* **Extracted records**

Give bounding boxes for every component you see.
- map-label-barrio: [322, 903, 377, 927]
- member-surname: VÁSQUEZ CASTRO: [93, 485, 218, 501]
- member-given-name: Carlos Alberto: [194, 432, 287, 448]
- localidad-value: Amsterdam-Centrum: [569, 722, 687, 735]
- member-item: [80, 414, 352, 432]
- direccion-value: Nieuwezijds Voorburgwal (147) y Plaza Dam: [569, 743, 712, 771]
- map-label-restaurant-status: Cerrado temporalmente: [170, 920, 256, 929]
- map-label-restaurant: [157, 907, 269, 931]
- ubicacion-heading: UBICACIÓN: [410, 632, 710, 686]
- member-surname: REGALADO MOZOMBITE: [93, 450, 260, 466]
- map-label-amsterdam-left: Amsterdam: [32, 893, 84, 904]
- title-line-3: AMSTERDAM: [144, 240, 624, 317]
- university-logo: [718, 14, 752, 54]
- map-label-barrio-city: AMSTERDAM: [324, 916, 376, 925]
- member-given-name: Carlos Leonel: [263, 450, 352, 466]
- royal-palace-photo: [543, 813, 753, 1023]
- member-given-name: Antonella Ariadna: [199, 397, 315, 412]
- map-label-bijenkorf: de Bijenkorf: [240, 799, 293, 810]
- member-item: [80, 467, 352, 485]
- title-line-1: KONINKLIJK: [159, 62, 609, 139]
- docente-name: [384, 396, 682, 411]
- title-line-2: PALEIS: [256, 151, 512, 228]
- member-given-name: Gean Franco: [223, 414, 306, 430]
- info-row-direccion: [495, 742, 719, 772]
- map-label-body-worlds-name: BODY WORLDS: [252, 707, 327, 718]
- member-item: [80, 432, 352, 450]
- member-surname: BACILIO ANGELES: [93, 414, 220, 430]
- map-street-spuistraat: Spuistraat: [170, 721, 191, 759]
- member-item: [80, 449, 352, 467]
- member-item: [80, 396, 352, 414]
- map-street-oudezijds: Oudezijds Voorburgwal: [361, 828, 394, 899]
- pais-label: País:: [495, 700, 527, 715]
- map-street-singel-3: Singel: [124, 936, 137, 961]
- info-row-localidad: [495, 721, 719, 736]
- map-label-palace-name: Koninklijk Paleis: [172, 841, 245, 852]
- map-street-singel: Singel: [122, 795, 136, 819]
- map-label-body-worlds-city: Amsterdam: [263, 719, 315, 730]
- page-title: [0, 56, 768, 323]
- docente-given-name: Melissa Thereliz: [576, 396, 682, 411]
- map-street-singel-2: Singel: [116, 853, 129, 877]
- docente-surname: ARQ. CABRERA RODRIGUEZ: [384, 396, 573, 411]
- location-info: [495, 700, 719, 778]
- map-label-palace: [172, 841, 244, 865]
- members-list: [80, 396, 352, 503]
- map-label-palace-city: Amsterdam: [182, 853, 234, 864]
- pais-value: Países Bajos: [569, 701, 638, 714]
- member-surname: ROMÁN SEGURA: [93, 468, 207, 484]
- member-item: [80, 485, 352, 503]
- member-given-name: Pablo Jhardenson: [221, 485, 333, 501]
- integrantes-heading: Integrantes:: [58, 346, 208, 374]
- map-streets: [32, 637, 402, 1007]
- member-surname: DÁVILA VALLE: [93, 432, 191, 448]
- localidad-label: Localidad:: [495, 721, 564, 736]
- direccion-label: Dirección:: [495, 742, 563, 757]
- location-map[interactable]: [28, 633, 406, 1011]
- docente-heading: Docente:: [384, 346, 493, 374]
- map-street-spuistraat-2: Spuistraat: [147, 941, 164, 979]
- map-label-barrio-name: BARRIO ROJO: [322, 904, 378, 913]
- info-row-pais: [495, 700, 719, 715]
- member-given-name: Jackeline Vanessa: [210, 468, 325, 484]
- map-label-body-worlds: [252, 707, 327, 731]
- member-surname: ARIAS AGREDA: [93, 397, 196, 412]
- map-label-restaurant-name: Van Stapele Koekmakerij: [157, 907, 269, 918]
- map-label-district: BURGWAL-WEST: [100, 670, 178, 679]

* **What to do**
Return the lines of the records verbatim, beginning with the first line and ending after the line that contains "- member-surname: REGALADO".

* **Exercise result**
Give bounding boxes for every component you see.
- map-label-barrio: [322, 903, 377, 927]
- member-surname: VÁSQUEZ CASTRO: [93, 485, 218, 501]
- member-given-name: Carlos Alberto: [194, 432, 287, 448]
- localidad-value: Amsterdam-Centrum: [569, 722, 687, 735]
- member-item: [80, 414, 352, 432]
- direccion-value: Nieuwezijds Voorburgwal (147) y Plaza Dam: [569, 743, 712, 771]
- map-label-restaurant-status: Cerrado temporalmente: [170, 920, 256, 929]
- map-label-restaurant: [157, 907, 269, 931]
- ubicacion-heading: UBICACIÓN: [410, 632, 710, 686]
- member-surname: REGALADO MOZOMBITE: [93, 450, 260, 466]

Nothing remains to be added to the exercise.